WHAT YOU WILL DO: Each entry below is to be transcribed exactly.

Collected data entries
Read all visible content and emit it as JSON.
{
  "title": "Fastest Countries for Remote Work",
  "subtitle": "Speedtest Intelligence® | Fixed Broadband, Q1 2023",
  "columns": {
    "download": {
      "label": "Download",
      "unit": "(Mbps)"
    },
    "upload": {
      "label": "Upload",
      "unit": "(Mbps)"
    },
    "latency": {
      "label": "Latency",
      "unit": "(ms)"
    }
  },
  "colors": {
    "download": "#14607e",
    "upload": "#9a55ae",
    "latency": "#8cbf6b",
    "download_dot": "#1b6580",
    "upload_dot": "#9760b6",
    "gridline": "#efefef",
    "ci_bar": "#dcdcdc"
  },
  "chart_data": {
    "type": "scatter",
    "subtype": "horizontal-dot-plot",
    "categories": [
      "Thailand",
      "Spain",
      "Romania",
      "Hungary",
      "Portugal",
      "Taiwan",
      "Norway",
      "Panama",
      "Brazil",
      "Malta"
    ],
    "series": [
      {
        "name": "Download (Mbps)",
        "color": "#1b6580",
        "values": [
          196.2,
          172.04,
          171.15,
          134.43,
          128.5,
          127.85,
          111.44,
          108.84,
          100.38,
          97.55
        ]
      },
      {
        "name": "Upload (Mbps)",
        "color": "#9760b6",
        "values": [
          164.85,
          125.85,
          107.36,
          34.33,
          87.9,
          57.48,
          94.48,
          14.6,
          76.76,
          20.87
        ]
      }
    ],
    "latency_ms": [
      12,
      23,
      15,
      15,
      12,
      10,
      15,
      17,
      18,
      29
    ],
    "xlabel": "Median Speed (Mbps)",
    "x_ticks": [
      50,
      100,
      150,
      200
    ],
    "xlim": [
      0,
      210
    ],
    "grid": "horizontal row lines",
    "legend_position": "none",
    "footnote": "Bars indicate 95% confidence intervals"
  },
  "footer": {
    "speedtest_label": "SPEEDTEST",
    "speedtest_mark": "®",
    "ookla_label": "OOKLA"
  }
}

FULL ANSWER:
Read all visible content and emit it as JSON.
{
  "title": "Fastest Countries for Remote Work",
  "subtitle": "Speedtest Intelligence® | Fixed Broadband, Q1 2023",
  "columns": {
    "download": {
      "label": "Download",
      "unit": "(Mbps)"
    },
    "upload": {
      "label": "Upload",
      "unit": "(Mbps)"
    },
    "latency": {
      "label": "Latency",
      "unit": "(ms)"
    }
  },
  "colors": {
    "download": "#14607e",
    "upload": "#9a55ae",
    "latency": "#8cbf6b",
    "download_dot": "#1b6580",
    "upload_dot": "#9760b6",
    "gridline": "#efefef",
    "ci_bar": "#dcdcdc"
  },
  "chart_data": {
    "type": "scatter",
    "subtype": "horizontal-dot-plot",
    "categories": [
      "Thailand",
      "Spain",
      "Romania",
      "Hungary",
      "Portugal",
      "Taiwan",
      "Norway",
      "Panama",
      "Brazil",
      "Malta"
    ],
    "series": [
      {
        "name": "Download (Mbps)",
        "color": "#1b6580",
        "values": [
          196.2,
          172.04,
          171.15,
          134.43,
          128.5,
          127.85,
          111.44,
          108.84,
          100.38,
          97.55
        ]
      },
      {
        "name": "Upload (Mbps)",
        "color": "#9760b6",
        "values": [
          164.85,
          125.85,
          107.36,
          34.33,
          87.9,
          57.48,
          94.48,
          14.6,
          76.76,
          20.87
        ]
      }
    ],
    "latency_ms": [
      12,
      23,
      15,
      15,
      12,
      10,
      15,
      17,
      18,
      29
    ],
    "xlabel": "Median Speed (Mbps)",
    "x_ticks": [
      50,
      100,
      150,
      200
    ],
    "xlim": [
      0,
      210
    ],
    "grid": "horizontal row lines",
    "legend_position": "none",
    "footnote": "Bars indicate 95% confidence intervals"
  },
  "footer": {
    "speedtest_label": "SPEEDTEST",
    "speedtest_mark": "®",
    "ookla_label": "OOKLA"
  }
}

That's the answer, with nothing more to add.